# EXTRACTED INFORMATION:
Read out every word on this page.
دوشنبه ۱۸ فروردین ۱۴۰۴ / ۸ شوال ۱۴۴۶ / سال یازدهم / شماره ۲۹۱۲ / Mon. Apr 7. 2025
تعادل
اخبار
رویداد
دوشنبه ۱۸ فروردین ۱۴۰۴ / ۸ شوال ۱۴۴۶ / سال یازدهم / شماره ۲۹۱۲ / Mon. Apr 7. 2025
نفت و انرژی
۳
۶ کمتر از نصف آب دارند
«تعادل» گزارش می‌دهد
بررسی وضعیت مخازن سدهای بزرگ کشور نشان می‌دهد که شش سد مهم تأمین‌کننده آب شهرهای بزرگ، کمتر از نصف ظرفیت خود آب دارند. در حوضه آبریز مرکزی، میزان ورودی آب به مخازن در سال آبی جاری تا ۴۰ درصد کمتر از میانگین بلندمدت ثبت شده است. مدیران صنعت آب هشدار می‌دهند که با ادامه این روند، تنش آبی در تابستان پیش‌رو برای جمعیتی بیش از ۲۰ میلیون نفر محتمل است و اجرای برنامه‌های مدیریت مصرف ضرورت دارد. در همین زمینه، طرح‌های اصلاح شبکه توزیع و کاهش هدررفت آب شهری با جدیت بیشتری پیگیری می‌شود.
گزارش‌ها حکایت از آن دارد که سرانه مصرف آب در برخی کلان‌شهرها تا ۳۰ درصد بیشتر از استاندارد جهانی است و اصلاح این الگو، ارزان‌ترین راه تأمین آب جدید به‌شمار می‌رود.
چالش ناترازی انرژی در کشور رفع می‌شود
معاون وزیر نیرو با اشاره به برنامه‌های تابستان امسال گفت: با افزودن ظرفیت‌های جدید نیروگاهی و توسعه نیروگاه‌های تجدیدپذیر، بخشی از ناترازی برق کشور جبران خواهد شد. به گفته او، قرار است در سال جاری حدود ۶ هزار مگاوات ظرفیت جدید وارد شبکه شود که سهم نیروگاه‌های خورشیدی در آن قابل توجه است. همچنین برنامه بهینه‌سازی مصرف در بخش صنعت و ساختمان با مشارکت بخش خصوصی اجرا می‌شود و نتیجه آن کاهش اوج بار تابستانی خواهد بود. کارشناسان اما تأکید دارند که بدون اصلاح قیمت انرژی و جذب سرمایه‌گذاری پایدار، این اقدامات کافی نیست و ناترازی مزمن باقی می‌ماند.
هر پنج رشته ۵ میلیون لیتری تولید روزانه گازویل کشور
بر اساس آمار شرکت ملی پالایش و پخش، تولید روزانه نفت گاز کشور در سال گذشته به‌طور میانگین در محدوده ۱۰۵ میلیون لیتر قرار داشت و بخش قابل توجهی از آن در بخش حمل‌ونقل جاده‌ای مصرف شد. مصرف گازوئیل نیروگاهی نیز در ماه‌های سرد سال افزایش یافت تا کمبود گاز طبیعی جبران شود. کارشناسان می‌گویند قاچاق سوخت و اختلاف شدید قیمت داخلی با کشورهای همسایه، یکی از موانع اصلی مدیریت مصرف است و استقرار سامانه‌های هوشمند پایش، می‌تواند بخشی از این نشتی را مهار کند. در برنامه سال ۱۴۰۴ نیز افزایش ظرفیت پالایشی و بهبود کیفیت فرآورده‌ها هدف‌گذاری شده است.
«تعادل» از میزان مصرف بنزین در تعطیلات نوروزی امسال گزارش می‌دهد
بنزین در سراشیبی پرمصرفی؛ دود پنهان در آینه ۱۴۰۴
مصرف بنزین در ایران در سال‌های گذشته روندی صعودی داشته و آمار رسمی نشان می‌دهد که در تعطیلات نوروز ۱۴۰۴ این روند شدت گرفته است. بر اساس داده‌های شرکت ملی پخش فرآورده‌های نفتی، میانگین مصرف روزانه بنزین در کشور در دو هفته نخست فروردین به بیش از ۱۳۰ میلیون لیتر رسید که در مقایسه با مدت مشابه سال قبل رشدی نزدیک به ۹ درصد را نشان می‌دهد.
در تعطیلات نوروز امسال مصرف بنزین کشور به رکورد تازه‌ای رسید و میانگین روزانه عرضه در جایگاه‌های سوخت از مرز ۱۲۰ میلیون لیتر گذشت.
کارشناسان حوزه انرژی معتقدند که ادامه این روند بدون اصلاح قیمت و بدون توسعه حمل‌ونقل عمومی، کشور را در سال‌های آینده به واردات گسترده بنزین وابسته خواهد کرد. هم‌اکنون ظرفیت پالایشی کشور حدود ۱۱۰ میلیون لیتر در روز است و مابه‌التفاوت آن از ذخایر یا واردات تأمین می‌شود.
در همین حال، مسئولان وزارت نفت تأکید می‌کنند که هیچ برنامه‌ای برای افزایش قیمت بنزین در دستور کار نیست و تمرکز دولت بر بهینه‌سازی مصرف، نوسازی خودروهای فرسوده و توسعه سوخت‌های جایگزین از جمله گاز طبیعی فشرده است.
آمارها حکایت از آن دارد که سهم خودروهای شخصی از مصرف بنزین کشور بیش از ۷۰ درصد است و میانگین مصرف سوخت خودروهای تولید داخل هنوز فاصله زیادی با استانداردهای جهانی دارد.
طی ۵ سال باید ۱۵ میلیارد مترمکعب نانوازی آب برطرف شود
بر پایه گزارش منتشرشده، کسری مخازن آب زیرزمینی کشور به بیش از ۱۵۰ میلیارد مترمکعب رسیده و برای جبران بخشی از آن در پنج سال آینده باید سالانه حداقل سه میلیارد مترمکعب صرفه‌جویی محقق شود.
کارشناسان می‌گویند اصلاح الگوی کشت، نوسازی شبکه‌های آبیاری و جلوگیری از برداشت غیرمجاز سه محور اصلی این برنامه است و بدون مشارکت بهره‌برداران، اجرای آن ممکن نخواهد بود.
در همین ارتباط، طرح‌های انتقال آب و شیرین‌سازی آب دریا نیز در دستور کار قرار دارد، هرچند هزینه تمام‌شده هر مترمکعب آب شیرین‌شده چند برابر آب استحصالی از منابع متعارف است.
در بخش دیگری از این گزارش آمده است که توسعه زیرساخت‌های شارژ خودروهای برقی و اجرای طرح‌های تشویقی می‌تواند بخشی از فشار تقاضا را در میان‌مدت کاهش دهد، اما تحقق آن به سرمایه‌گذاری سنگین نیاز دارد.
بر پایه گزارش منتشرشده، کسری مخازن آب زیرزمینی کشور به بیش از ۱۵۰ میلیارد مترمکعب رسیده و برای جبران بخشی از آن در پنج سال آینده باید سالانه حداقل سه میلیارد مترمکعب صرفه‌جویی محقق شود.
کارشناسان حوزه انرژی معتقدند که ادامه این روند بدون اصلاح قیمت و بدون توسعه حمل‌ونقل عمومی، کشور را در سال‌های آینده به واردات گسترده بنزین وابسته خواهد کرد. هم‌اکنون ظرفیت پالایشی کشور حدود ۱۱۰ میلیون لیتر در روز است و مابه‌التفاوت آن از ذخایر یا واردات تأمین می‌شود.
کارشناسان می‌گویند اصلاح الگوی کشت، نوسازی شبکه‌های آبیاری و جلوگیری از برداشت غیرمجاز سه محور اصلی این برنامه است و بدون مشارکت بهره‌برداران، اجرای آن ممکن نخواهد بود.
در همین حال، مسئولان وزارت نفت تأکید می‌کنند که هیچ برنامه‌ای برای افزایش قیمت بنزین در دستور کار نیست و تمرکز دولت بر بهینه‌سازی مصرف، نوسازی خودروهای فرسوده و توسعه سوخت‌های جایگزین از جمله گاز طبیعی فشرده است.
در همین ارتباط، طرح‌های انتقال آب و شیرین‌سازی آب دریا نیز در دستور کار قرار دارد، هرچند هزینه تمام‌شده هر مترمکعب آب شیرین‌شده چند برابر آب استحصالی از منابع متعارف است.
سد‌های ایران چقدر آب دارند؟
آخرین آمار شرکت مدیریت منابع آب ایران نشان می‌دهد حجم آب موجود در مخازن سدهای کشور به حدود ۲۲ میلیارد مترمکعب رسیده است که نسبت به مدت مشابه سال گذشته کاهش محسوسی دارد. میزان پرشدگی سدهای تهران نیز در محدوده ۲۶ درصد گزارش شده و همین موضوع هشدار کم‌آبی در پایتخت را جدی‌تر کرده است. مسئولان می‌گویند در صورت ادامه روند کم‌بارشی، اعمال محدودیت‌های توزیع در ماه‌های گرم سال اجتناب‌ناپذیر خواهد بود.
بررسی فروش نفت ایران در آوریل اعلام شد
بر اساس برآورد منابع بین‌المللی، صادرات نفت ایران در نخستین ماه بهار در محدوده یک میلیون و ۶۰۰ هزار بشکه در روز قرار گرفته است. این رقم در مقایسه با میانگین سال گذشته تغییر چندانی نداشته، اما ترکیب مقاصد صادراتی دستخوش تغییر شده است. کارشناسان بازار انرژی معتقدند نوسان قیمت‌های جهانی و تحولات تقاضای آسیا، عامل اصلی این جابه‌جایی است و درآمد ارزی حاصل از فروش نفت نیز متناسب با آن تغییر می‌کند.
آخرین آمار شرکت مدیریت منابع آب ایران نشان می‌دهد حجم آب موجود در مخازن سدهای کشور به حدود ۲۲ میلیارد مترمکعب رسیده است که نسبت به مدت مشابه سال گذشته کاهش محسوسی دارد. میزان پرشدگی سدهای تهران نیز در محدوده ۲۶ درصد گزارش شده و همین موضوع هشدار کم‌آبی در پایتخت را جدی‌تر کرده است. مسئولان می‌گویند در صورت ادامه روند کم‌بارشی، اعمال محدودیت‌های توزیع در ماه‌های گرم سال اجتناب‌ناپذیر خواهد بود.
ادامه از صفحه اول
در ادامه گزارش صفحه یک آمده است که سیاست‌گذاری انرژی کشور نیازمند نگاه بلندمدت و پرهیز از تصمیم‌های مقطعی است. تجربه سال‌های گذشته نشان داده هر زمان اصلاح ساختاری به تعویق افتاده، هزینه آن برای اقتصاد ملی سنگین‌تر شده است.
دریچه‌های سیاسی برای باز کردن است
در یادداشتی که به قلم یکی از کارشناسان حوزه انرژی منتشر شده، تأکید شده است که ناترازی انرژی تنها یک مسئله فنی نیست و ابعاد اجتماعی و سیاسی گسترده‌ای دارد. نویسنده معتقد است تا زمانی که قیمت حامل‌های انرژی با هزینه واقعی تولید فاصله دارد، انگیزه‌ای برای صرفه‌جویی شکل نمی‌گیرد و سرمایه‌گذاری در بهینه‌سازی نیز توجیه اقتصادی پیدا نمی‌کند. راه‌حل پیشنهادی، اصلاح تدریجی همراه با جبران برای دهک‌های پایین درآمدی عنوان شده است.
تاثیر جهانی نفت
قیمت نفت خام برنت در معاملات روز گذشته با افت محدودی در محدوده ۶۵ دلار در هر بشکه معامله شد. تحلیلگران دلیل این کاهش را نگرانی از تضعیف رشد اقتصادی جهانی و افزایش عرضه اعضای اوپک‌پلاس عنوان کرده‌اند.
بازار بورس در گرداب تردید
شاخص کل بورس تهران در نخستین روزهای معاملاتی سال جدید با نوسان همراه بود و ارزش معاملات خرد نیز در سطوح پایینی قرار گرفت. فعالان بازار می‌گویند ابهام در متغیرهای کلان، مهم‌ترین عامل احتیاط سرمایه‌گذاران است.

==

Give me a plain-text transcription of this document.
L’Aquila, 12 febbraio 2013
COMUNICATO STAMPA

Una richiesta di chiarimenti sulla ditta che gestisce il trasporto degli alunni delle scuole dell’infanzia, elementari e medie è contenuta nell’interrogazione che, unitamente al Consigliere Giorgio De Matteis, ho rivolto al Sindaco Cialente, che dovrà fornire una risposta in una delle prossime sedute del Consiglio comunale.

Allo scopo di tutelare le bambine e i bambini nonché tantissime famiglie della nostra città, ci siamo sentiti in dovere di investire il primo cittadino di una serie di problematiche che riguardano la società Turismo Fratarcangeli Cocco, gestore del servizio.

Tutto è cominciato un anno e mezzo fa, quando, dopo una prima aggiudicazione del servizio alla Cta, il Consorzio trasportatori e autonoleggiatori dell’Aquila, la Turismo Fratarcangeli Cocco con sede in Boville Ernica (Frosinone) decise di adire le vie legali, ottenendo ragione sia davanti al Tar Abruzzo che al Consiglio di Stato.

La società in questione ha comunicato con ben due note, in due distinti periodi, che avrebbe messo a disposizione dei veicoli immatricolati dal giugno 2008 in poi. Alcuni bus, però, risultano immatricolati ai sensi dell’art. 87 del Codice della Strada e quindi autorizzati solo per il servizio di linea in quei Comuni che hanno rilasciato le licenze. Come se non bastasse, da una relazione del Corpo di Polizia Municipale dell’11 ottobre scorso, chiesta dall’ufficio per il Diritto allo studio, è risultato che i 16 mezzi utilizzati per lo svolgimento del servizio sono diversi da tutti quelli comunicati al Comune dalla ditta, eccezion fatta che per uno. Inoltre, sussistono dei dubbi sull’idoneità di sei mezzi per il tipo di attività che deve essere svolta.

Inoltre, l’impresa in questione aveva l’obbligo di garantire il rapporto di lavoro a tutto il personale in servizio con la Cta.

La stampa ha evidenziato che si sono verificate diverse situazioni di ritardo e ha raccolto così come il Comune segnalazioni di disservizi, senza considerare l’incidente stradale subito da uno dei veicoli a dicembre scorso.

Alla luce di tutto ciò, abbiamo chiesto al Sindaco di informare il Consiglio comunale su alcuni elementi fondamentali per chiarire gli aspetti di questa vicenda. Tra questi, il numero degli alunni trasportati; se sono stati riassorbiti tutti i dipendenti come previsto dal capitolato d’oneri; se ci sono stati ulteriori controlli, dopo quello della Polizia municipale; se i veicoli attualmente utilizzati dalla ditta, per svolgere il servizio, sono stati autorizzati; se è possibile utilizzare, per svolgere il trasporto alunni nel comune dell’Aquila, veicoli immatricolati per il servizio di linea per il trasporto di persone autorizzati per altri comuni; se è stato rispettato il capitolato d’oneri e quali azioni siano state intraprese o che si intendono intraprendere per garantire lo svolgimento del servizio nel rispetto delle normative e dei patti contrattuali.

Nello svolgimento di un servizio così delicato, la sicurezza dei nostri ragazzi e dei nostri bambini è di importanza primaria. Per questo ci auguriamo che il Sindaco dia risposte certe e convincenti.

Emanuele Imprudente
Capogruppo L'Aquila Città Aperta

* * *

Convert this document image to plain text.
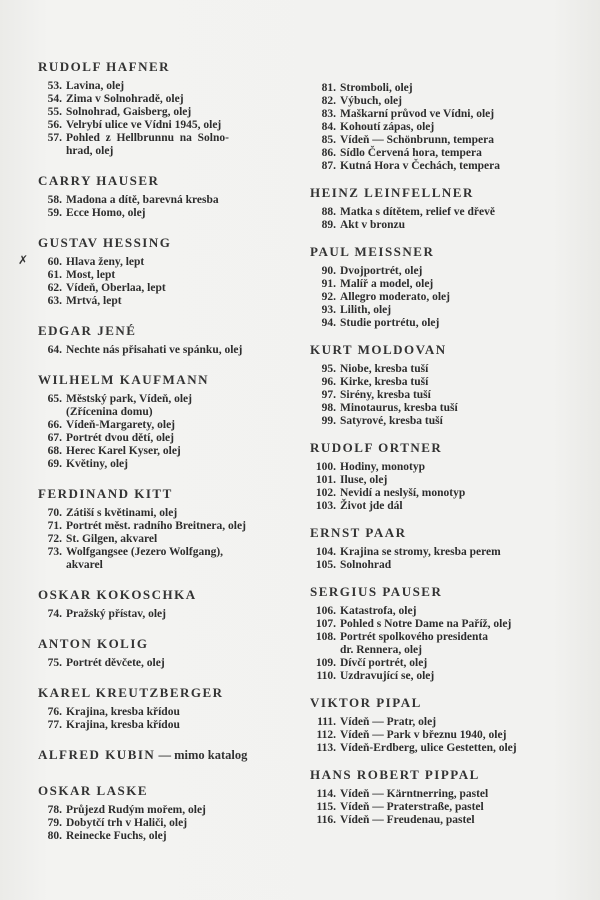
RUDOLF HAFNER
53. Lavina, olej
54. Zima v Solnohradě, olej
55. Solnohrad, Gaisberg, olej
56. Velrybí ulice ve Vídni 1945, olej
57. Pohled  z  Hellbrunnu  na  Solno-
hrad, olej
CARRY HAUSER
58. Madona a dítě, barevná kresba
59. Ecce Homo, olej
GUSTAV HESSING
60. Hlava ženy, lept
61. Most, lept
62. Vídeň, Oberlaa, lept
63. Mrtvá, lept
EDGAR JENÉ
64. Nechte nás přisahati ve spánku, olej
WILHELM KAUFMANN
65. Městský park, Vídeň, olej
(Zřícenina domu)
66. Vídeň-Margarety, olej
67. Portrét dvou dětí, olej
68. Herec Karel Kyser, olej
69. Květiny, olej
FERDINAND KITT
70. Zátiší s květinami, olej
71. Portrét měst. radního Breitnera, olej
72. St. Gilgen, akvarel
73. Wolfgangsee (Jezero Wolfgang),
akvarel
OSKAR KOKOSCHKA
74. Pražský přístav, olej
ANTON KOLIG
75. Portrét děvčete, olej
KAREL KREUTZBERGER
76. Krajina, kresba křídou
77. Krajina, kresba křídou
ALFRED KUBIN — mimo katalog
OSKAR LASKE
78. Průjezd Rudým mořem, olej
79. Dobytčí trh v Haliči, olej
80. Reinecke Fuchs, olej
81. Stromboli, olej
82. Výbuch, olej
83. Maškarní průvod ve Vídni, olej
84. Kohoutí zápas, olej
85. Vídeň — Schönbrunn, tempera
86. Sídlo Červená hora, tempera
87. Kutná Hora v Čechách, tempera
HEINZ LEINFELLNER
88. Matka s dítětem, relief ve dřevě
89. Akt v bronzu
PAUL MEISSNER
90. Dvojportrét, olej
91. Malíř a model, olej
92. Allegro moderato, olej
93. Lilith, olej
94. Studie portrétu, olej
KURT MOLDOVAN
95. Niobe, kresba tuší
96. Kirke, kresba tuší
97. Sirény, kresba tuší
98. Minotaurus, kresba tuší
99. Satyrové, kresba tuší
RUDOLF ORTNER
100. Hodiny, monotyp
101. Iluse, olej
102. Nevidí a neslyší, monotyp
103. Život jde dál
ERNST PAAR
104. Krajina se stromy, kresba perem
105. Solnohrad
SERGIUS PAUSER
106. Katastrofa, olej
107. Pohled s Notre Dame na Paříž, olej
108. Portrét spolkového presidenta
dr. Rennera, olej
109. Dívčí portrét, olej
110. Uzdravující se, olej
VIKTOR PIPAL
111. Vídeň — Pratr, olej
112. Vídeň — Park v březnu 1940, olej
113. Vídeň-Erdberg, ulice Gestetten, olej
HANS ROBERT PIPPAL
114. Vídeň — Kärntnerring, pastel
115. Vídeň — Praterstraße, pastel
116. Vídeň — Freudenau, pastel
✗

# YOUR TASK:
Gather every line from the listing above in which the word "بشکه" appears.

# WRITTEN ANSWER:
بر اساس برآورد منابع بین‌المللی، صادرات نفت ایران در نخستین ماه بهار در محدوده یک میلیون و ۶۰۰ هزار بشکه در روز قرار گرفته است. این رقم در مقایسه با میانگین سال گذشته تغییر چندانی نداشته، اما ترکیب مقاصد صادراتی دستخوش تغییر شده است. کارشناسان بازار انرژی معتقدند نوسان قیمت‌های جهانی و تحولات تقاضای آسیا، عامل اصلی این جابه‌جایی است و درآمد ارزی حاصل از فروش نفت نیز متناسب با آن تغییر می‌کند.
قیمت نفت خام برنت در معاملات روز گذشته با افت محدودی در محدوده ۶۵ دلار در هر بشکه معامله شد. تحلیلگران دلیل این کاهش را نگرانی از تضعیف رشد اقتصادی جهانی و افزایش عرضه اعضای اوپک‌پلاس عنوان کرده‌اند.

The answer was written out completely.